**WRITTEN EXERCISE**
Determine how many lines hold "chiết" and give only that number.

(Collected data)
╔══
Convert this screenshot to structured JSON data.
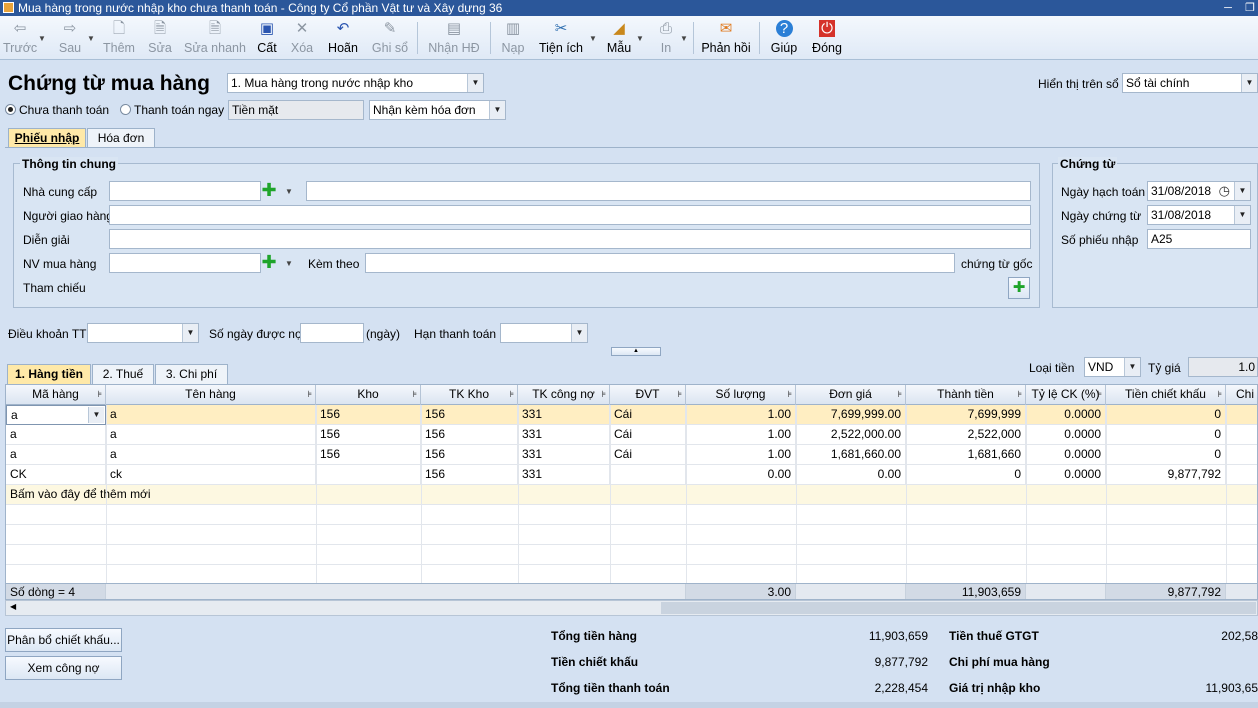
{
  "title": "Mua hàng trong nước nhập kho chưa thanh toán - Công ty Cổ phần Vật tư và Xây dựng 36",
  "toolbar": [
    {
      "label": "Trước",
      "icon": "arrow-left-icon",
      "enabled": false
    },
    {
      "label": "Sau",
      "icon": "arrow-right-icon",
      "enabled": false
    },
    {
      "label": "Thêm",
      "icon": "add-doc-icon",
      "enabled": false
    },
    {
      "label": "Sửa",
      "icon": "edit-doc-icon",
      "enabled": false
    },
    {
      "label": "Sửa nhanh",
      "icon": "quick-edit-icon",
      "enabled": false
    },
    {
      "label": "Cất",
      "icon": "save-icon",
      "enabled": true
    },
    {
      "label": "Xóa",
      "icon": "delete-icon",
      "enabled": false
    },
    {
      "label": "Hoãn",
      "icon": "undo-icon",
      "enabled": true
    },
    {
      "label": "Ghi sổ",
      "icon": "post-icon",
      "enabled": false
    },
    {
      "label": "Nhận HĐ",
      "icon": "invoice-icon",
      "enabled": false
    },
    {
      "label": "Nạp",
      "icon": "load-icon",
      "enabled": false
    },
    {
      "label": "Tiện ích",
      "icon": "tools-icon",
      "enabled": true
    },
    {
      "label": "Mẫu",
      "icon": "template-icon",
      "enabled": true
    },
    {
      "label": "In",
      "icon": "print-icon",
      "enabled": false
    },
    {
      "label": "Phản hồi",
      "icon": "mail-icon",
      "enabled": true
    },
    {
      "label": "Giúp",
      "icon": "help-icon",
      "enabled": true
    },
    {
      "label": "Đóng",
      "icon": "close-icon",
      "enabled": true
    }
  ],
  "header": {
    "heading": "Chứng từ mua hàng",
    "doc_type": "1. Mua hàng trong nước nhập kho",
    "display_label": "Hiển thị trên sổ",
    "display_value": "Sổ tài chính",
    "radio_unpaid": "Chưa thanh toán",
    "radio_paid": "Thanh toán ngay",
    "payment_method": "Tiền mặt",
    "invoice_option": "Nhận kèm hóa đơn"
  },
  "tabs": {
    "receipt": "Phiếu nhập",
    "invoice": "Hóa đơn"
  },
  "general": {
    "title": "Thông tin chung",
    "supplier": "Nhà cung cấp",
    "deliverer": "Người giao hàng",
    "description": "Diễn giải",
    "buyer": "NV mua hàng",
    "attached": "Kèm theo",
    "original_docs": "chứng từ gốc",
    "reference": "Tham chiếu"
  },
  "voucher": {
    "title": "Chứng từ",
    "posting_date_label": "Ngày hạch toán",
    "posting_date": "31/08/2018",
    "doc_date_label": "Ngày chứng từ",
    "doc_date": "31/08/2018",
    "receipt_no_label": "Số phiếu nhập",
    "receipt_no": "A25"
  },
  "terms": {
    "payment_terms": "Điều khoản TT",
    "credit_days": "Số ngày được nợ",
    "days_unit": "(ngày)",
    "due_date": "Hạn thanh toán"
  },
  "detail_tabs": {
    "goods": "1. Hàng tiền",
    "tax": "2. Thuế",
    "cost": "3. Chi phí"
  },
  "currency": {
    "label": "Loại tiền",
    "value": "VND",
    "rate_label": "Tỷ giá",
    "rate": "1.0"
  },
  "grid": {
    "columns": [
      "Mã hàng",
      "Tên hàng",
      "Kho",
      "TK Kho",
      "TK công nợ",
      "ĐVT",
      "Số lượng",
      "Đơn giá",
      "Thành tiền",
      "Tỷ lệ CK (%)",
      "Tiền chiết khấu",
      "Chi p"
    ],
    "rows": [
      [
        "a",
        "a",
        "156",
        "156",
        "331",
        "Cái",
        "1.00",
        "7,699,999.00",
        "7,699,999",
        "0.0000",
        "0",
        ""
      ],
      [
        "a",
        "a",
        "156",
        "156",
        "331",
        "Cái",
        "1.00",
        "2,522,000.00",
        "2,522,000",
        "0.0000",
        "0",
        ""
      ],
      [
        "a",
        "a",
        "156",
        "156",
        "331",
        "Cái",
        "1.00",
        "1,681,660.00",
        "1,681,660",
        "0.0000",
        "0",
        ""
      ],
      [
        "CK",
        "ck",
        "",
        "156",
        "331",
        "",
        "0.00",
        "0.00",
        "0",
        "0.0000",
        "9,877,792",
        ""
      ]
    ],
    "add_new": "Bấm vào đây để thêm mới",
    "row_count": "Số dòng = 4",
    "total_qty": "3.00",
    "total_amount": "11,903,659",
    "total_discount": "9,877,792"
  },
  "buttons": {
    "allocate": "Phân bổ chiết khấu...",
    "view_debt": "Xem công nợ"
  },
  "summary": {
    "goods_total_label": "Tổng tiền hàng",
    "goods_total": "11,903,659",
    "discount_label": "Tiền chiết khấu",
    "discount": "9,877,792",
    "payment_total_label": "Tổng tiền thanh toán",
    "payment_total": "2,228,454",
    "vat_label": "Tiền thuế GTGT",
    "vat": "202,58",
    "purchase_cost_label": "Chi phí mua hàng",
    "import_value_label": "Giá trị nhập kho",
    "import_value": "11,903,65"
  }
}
╚══
╔══
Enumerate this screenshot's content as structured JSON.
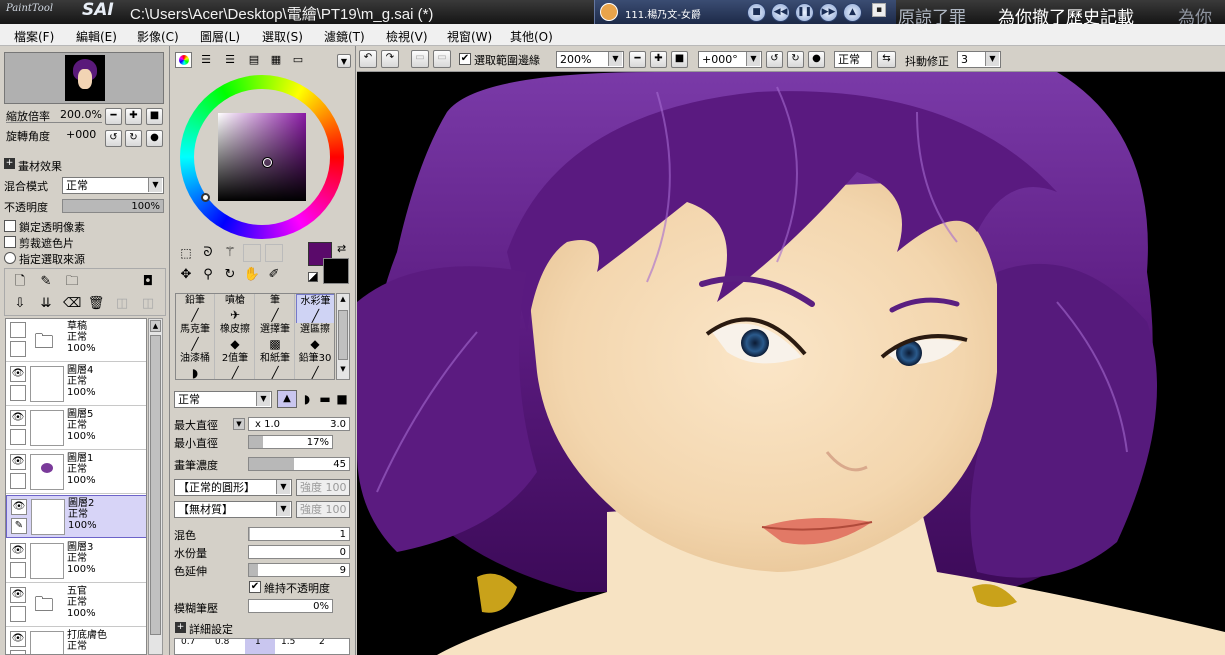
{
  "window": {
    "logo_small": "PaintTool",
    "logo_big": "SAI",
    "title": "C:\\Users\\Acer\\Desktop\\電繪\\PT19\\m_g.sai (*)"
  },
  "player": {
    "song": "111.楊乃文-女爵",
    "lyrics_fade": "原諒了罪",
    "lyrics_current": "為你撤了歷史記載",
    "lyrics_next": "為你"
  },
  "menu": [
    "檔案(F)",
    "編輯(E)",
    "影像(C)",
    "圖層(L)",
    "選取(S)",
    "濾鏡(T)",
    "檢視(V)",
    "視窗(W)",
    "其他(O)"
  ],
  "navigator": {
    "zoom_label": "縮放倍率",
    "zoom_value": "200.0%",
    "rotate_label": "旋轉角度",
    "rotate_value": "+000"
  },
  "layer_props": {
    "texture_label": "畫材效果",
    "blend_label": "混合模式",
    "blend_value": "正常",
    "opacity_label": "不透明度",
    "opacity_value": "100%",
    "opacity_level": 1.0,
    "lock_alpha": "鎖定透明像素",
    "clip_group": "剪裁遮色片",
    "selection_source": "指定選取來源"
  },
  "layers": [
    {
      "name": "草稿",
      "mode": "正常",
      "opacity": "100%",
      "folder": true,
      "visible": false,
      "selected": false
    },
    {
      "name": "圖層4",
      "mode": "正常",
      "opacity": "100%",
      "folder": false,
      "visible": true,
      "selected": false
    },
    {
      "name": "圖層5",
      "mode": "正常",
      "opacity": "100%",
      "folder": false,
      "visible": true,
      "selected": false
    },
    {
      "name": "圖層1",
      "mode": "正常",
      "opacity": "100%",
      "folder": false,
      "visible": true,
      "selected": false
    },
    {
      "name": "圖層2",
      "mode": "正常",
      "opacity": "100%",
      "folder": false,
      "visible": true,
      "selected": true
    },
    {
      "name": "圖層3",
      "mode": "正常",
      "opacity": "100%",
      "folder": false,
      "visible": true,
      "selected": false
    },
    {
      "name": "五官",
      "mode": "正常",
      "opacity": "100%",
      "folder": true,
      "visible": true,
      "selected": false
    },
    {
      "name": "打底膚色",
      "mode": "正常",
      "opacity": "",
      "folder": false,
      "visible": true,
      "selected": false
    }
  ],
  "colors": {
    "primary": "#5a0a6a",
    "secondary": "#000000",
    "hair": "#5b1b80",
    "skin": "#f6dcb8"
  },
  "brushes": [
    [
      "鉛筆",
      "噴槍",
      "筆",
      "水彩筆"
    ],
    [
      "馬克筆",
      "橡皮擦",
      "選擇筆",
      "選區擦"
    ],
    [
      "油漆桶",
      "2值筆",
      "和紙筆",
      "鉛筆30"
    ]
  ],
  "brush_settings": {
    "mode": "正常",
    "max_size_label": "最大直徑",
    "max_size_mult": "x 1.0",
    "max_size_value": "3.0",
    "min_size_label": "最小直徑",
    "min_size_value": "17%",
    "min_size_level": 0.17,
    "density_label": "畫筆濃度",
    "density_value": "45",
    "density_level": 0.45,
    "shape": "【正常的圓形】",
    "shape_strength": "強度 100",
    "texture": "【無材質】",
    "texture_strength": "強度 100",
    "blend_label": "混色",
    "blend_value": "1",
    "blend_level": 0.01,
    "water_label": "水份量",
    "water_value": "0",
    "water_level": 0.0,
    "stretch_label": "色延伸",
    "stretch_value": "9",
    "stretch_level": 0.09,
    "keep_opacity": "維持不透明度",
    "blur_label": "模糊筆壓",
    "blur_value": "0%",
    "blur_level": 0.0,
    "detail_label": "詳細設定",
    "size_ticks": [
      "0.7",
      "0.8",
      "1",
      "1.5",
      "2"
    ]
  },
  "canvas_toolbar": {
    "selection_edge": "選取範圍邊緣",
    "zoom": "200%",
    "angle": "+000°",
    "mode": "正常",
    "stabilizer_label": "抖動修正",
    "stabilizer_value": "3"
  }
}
╚══
**EXERCISE RESULT**
3